PROBLEM DESCRIPTION: Your task is to transcribe all of the data below exactly, omitting the images.
■ ■ ■
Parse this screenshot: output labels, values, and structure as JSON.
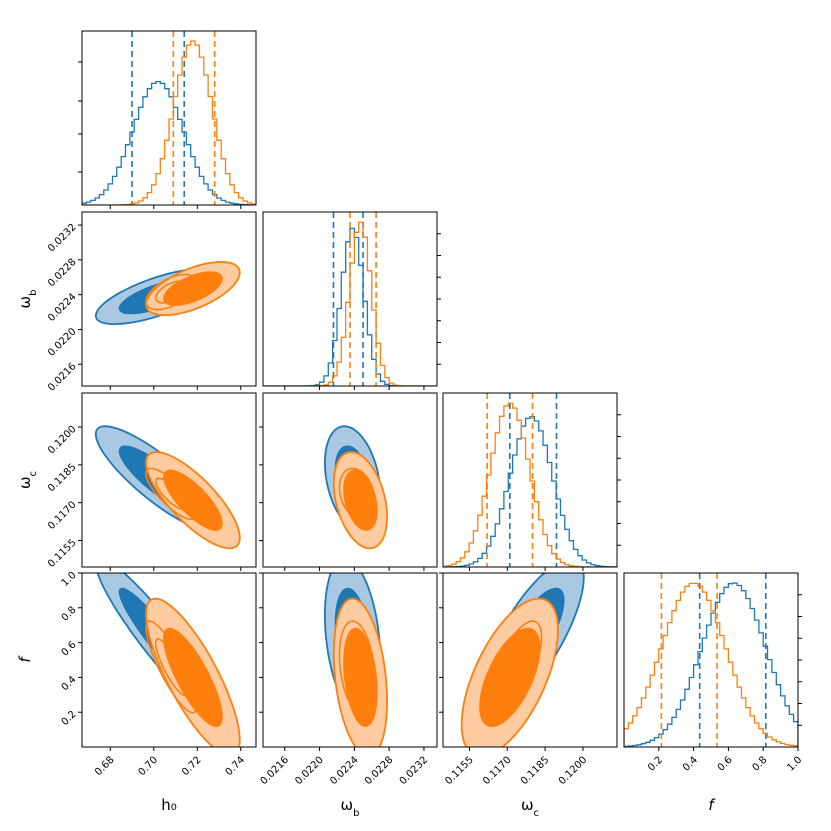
{
  "chart_data": {
    "type": "corner",
    "colors": {
      "blue": "#1f77b4",
      "orange": "#ff7f0e",
      "blue_outer": "#a9c9e3",
      "orange_outer": "#ffcba0"
    },
    "parameters": [
      {
        "key": "h0",
        "label": "h₀",
        "range": [
          0.667,
          0.747
        ],
        "ticks": [
          0.68,
          0.7,
          0.72,
          0.74
        ],
        "tick_labels": [
          "0.68",
          "0.70",
          "0.72",
          "0.74"
        ]
      },
      {
        "key": "omega_b",
        "label": "ωb",
        "label_main": "ω",
        "label_sub": "b",
        "range": [
          0.02135,
          0.02335
        ],
        "ticks": [
          0.0216,
          0.022,
          0.0224,
          0.0228,
          0.0232
        ],
        "tick_labels": [
          "0.0216",
          "0.0220",
          "0.0224",
          "0.0228",
          "0.0232"
        ]
      },
      {
        "key": "omega_c",
        "label": "ωc",
        "label_main": "ω",
        "label_sub": "c",
        "range": [
          0.11445,
          0.12135
        ],
        "ticks": [
          0.1155,
          0.117,
          0.1185,
          0.12
        ],
        "tick_labels": [
          "0.1155",
          "0.1170",
          "0.1185",
          "0.1200"
        ]
      },
      {
        "key": "f",
        "label": "f",
        "range": [
          0.0,
          1.0
        ],
        "ticks": [
          0.2,
          0.4,
          0.6,
          0.8,
          1.0
        ],
        "tick_labels": [
          "0.2",
          "0.4",
          "0.6",
          "0.8",
          "1.0"
        ]
      }
    ],
    "series": [
      {
        "name": "blue",
        "style": "filled",
        "mean": [
          0.702,
          0.02238,
          0.11795,
          0.63
        ],
        "sigma": [
          0.0117,
          0.00013,
          0.00085,
          0.185
        ],
        "correlations": {
          "1_0": 0.7,
          "2_0": -0.85,
          "2_1": -0.3,
          "3_0": -0.93,
          "3_1": -0.28,
          "3_2": 0.76
        },
        "quantile_lines": [
          [
            0.69,
            0.714
          ],
          [
            0.02216,
            0.0225
          ],
          [
            0.1171,
            0.11895
          ],
          [
            0.435,
            0.815
          ]
        ]
      },
      {
        "name": "orange",
        "style": "filled",
        "mean": [
          0.718,
          0.02247,
          0.1171,
          0.4
        ],
        "sigma": [
          0.0088,
          0.000125,
          0.00078,
          0.185
        ],
        "correlations": {
          "1_0": 0.6,
          "2_0": -0.78,
          "2_1": -0.35,
          "3_0": -0.8,
          "3_1": -0.3,
          "3_2": 0.6
        },
        "quantile_lines": [
          [
            0.709,
            0.728
          ],
          [
            0.02235,
            0.02265
          ],
          [
            0.1162,
            0.118
          ],
          [
            0.215,
            0.535
          ]
        ]
      },
      {
        "name": "orange-overlay",
        "style": "outline",
        "mean": [
          0.708,
          0.02243,
          0.11735,
          0.46
        ],
        "sigma": [
          0.0075,
          0.00013,
          0.00065,
          0.17
        ],
        "correlations": {
          "1_0": 0.55,
          "2_0": -0.8,
          "2_1": -0.25,
          "3_0": -0.85,
          "3_1": -0.25,
          "3_2": 0.65
        },
        "quantile_lines": []
      }
    ]
  }
}
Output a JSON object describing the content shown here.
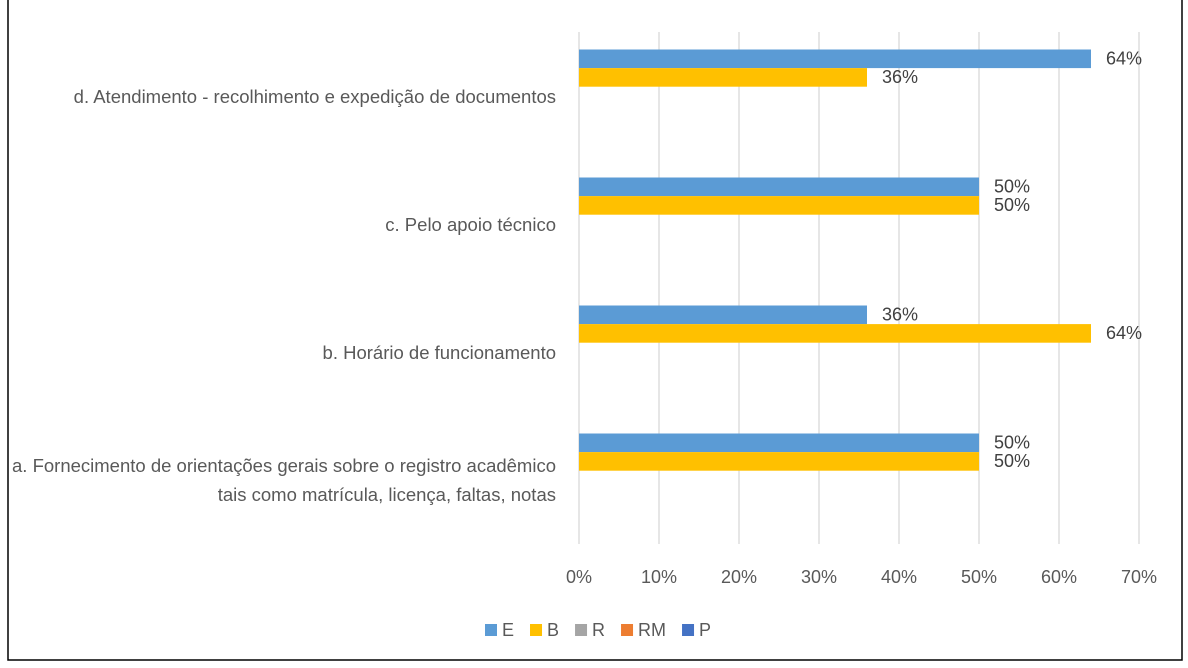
{
  "chart_data": {
    "type": "bar",
    "orientation": "horizontal",
    "categories": [
      "a. Fornecimento de orientações gerais sobre o registro acadêmico tais como matrícula, licença, faltas, notas",
      "b. Horário de funcionamento",
      "c. Pelo apoio técnico",
      "d. Atendimento - recolhimento e expedição de documentos"
    ],
    "series": [
      {
        "name": "E",
        "color": "#5b9bd5",
        "values": [
          50,
          36,
          50,
          64
        ],
        "value_labels": [
          "50%",
          "36%",
          "50%",
          "64%"
        ]
      },
      {
        "name": "B",
        "color": "#ffc000",
        "values": [
          50,
          64,
          50,
          36
        ],
        "value_labels": [
          "50%",
          "64%",
          "50%",
          "36%"
        ]
      },
      {
        "name": "R",
        "color": "#a5a5a5",
        "values": [
          null,
          null,
          null,
          null
        ]
      },
      {
        "name": "RM",
        "color": "#ed7d31",
        "values": [
          null,
          null,
          null,
          null
        ]
      },
      {
        "name": "P",
        "color": "#4472c4",
        "values": [
          null,
          null,
          null,
          null
        ]
      }
    ],
    "xlim": [
      0,
      70
    ],
    "xticks": [
      {
        "value": 0,
        "label": "0%"
      },
      {
        "value": 10,
        "label": "10%"
      },
      {
        "value": 20,
        "label": "20%"
      },
      {
        "value": 30,
        "label": "30%"
      },
      {
        "value": 40,
        "label": "40%"
      },
      {
        "value": 50,
        "label": "50%"
      },
      {
        "value": 60,
        "label": "60%"
      },
      {
        "value": 70,
        "label": "70%"
      }
    ],
    "grid": true,
    "legend": "bottom"
  }
}
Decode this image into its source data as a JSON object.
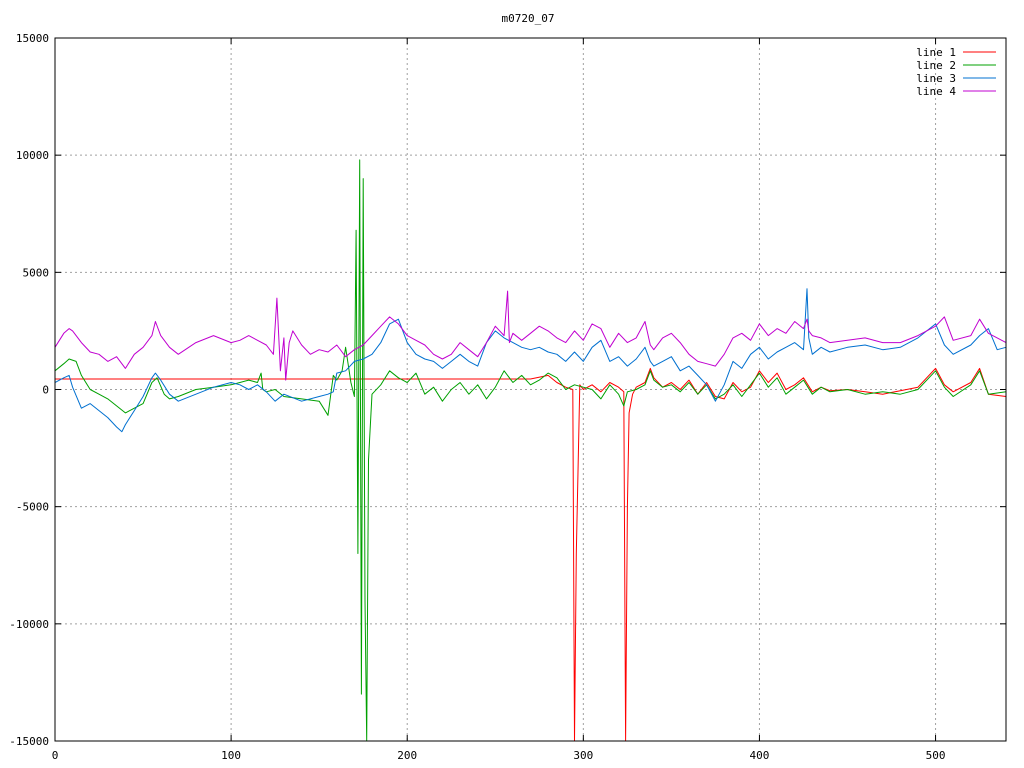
■ ■ ■
WRITTEN REPLY:
Parse this screenshot: output labels, values, and structure as JSON.
{
  "chart_data": {
    "type": "corner",
    "colors": {
      "blue": "#1f77b4",
      "orange": "#ff7f0e",
      "blue_outer": "#a9c9e3",
      "orange_outer": "#ffcba0"
    },
    "parameters": [
      {
        "key": "h0",
        "label": "h₀",
        "range": [
          0.667,
          0.747
        ],
        "ticks": [
          0.68,
          0.7,
          0.72,
          0.74
        ],
        "tick_labels": [
          "0.68",
          "0.70",
          "0.72",
          "0.74"
        ]
      },
      {
        "key": "omega_b",
        "label": "ωb",
        "label_main": "ω",
        "label_sub": "b",
        "range": [
          0.02135,
          0.02335
        ],
        "ticks": [
          0.0216,
          0.022,
          0.0224,
          0.0228,
          0.0232
        ],
        "tick_labels": [
          "0.0216",
          "0.0220",
          "0.0224",
          "0.0228",
          "0.0232"
        ]
      },
      {
        "key": "omega_c",
        "label": "ωc",
        "label_main": "ω",
        "label_sub": "c",
        "range": [
          0.11445,
          0.12135
        ],
        "ticks": [
          0.1155,
          0.117,
          0.1185,
          0.12
        ],
        "tick_labels": [
          "0.1155",
          "0.1170",
          "0.1185",
          "0.1200"
        ]
      },
      {
        "key": "f",
        "label": "f",
        "range": [
          0.0,
          1.0
        ],
        "ticks": [
          0.2,
          0.4,
          0.6,
          0.8,
          1.0
        ],
        "tick_labels": [
          "0.2",
          "0.4",
          "0.6",
          "0.8",
          "1.0"
        ]
      }
    ],
    "series": [
      {
        "name": "blue",
        "style": "filled",
        "mean": [
          0.702,
          0.02238,
          0.11795,
          0.63
        ],
        "sigma": [
          0.0117,
          0.00013,
          0.00085,
          0.185
        ],
        "correlations": {
          "1_0": 0.7,
          "2_0": -0.85,
          "2_1": -0.3,
          "3_0": -0.93,
          "3_1": -0.28,
          "3_2": 0.76
        },
        "quantile_lines": [
          [
            0.69,
            0.714
          ],
          [
            0.02216,
            0.0225
          ],
          [
            0.1171,
            0.11895
          ],
          [
            0.435,
            0.815
          ]
        ]
      },
      {
        "name": "orange",
        "style": "filled",
        "mean": [
          0.718,
          0.02247,
          0.1171,
          0.4
        ],
        "sigma": [
          0.0088,
          0.000125,
          0.00078,
          0.185
        ],
        "correlations": {
          "1_0": 0.6,
          "2_0": -0.78,
          "2_1": -0.35,
          "3_0": -0.8,
          "3_1": -0.3,
          "3_2": 0.6
        },
        "quantile_lines": [
          [
            0.709,
            0.728
          ],
          [
            0.02235,
            0.02265
          ],
          [
            0.1162,
            0.118
          ],
          [
            0.215,
            0.535
          ]
        ]
      },
      {
        "name": "orange-overlay",
        "style": "outline",
        "mean": [
          0.708,
          0.02243,
          0.11735,
          0.46
        ],
        "sigma": [
          0.0075,
          0.00013,
          0.00065,
          0.17
        ],
        "correlations": {
          "1_0": 0.55,
          "2_0": -0.8,
          "2_1": -0.25,
          "3_0": -0.85,
          "3_1": -0.25,
          "3_2": 0.65
        },
        "quantile_lines": []
      }
    ]
  }
}
Output a JSON object describing the content shown here.
{
  "chart_data": {
    "type": "bar",
    "orientation": "horizontal",
    "categories": [
      "a. Fornecimento de orientações gerais sobre o registro acadêmico tais como matrícula, licença, faltas, notas",
      "b. Horário de funcionamento",
      "c. Pelo apoio técnico",
      "d. Atendimento - recolhimento e expedição de documentos"
    ],
    "series": [
      {
        "name": "E",
        "color": "#5b9bd5",
        "values": [
          50,
          36,
          50,
          64
        ],
        "value_labels": [
          "50%",
          "36%",
          "50%",
          "64%"
        ]
      },
      {
        "name": "B",
        "color": "#ffc000",
        "values": [
          50,
          64,
          50,
          36
        ],
        "value_labels": [
          "50%",
          "64%",
          "50%",
          "36%"
        ]
      },
      {
        "name": "R",
        "color": "#a5a5a5",
        "values": [
          null,
          null,
          null,
          null
        ]
      },
      {
        "name": "RM",
        "color": "#ed7d31",
        "values": [
          null,
          null,
          null,
          null
        ]
      },
      {
        "name": "P",
        "color": "#4472c4",
        "values": [
          null,
          null,
          null,
          null
        ]
      }
    ],
    "xlim": [
      0,
      70
    ],
    "xticks": [
      {
        "value": 0,
        "label": "0%"
      },
      {
        "value": 10,
        "label": "10%"
      },
      {
        "value": 20,
        "label": "20%"
      },
      {
        "value": 30,
        "label": "30%"
      },
      {
        "value": 40,
        "label": "40%"
      },
      {
        "value": 50,
        "label": "50%"
      },
      {
        "value": 60,
        "label": "60%"
      },
      {
        "value": 70,
        "label": "70%"
      }
    ],
    "grid": true,
    "legend": "bottom"
  }
}
Decode this image into its source data as a JSON object.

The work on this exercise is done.